>> START Task data

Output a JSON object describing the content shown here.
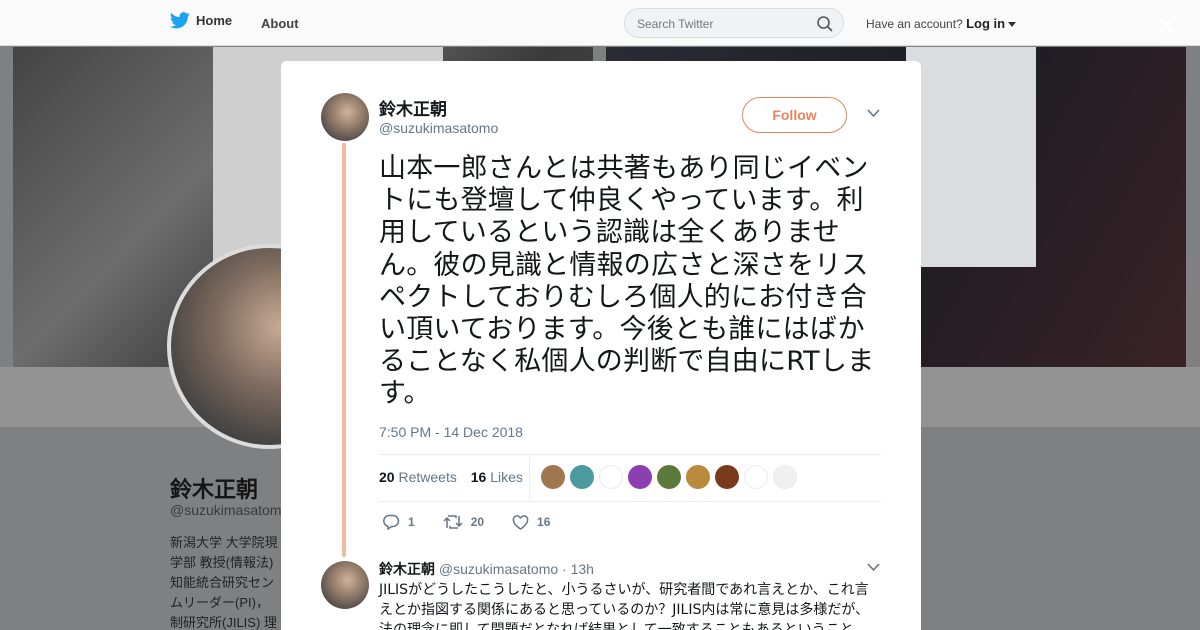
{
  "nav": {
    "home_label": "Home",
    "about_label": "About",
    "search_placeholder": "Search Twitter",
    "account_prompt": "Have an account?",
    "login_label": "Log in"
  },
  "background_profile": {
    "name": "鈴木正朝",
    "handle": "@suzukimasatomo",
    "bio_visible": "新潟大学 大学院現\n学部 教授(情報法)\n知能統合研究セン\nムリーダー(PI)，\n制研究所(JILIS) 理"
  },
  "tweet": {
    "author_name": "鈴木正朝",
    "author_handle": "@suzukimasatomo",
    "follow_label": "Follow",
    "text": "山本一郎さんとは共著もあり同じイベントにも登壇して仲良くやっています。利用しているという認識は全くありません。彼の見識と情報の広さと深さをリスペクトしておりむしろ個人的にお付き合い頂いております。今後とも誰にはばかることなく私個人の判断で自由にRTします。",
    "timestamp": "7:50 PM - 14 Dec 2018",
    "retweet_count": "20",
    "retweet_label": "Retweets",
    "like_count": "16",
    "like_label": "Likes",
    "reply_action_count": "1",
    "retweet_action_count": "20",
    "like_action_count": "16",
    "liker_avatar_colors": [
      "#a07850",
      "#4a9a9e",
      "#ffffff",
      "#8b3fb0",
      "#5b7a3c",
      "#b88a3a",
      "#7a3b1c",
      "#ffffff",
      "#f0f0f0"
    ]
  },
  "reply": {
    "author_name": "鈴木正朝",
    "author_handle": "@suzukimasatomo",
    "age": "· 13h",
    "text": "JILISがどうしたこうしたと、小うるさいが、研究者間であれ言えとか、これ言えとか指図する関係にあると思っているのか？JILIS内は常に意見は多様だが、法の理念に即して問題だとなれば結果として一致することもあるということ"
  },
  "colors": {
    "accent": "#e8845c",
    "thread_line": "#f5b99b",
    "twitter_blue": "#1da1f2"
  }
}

>> END Task data
>> START Task data

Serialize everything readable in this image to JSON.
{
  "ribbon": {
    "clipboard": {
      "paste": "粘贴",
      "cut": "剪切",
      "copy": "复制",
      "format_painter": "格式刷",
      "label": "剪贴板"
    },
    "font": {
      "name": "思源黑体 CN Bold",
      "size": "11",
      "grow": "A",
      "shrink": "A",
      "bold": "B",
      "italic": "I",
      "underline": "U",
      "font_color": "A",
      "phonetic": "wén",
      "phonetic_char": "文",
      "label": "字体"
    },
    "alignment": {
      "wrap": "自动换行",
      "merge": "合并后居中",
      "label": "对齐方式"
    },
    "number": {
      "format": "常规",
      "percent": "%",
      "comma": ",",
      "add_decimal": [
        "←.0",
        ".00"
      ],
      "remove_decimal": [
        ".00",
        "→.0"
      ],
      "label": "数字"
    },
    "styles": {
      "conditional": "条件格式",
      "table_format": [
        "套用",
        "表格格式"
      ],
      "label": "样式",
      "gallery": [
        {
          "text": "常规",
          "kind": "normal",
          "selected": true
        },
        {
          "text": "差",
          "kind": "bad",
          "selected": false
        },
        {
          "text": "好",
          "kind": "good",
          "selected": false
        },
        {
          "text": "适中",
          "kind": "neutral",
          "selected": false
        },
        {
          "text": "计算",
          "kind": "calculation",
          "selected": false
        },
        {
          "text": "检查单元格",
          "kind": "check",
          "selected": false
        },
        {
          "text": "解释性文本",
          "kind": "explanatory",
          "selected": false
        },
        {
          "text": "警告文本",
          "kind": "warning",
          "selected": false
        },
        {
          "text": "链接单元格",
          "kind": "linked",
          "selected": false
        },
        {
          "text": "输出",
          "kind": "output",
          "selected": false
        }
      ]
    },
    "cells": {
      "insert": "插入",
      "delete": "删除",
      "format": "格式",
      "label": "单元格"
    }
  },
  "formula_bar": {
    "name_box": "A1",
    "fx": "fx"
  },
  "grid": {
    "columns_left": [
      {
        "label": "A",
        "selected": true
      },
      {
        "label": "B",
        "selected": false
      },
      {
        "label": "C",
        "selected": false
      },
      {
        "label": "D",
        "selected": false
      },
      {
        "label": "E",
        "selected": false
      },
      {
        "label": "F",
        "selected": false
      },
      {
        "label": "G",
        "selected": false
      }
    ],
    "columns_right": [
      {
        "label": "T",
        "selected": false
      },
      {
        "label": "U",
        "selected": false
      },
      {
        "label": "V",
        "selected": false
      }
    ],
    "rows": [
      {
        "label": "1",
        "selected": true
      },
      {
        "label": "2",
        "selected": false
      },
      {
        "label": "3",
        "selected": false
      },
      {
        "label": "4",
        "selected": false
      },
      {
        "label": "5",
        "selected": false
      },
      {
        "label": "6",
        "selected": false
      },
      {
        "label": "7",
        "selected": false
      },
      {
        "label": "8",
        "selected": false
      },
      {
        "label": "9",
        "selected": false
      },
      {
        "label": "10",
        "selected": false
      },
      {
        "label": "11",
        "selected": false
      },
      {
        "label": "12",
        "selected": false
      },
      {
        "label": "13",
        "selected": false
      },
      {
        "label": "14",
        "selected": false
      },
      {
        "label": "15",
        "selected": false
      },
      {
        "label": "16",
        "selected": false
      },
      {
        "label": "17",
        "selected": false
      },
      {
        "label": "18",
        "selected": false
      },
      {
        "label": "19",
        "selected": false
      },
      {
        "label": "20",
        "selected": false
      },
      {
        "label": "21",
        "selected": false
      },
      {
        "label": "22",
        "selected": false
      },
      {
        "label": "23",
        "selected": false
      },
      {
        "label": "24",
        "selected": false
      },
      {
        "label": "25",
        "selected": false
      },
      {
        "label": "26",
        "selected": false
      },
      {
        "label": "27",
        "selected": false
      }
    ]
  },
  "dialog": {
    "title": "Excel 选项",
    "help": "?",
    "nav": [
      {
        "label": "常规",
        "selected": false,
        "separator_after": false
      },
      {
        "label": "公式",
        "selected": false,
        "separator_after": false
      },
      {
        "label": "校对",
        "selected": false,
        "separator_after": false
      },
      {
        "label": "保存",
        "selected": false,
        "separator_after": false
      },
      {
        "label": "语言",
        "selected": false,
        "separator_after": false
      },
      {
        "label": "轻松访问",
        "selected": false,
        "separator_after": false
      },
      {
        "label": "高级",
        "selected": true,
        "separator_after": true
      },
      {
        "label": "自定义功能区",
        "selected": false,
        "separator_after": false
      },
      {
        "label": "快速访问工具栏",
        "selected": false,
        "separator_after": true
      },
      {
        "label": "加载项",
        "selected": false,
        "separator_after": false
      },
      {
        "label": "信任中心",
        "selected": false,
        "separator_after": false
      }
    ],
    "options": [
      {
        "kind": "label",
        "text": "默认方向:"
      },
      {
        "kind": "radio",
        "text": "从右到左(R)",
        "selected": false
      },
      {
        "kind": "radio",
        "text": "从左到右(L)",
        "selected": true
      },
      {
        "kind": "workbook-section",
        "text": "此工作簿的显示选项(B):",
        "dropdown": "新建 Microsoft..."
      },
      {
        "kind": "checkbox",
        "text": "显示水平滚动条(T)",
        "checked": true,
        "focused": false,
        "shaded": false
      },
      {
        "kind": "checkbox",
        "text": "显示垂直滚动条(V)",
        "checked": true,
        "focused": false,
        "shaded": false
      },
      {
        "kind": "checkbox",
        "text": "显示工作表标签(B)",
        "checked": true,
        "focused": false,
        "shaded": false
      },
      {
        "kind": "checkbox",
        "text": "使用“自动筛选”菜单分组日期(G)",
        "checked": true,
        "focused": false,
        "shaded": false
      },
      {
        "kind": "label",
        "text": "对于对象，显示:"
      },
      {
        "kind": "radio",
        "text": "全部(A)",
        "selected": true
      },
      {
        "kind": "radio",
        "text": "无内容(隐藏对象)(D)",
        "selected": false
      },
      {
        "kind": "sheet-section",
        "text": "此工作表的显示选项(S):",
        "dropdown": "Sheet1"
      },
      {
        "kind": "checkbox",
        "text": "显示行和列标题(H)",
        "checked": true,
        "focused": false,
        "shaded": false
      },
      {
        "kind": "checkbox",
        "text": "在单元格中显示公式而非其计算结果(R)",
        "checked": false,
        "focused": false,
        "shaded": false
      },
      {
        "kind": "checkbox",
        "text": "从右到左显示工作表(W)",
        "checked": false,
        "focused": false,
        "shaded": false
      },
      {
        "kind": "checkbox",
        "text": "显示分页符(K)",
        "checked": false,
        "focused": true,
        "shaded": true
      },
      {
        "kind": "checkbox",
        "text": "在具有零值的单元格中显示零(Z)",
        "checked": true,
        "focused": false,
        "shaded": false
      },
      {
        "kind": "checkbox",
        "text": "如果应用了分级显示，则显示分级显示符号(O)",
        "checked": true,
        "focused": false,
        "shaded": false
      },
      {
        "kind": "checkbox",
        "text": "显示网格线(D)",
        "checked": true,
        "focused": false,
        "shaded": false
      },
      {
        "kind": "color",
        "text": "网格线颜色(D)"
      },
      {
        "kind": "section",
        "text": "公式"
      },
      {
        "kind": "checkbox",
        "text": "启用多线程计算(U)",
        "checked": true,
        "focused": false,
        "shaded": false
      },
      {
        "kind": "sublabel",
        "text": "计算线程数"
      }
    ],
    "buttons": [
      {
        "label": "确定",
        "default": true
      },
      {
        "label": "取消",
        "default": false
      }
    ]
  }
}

>> END Task data

## What is asked
Above are the records. Identify each line that contains the word "JSON".

## Worked solution
Output a JSON object describing the content shown here.
Serialize everything readable in this image to JSON.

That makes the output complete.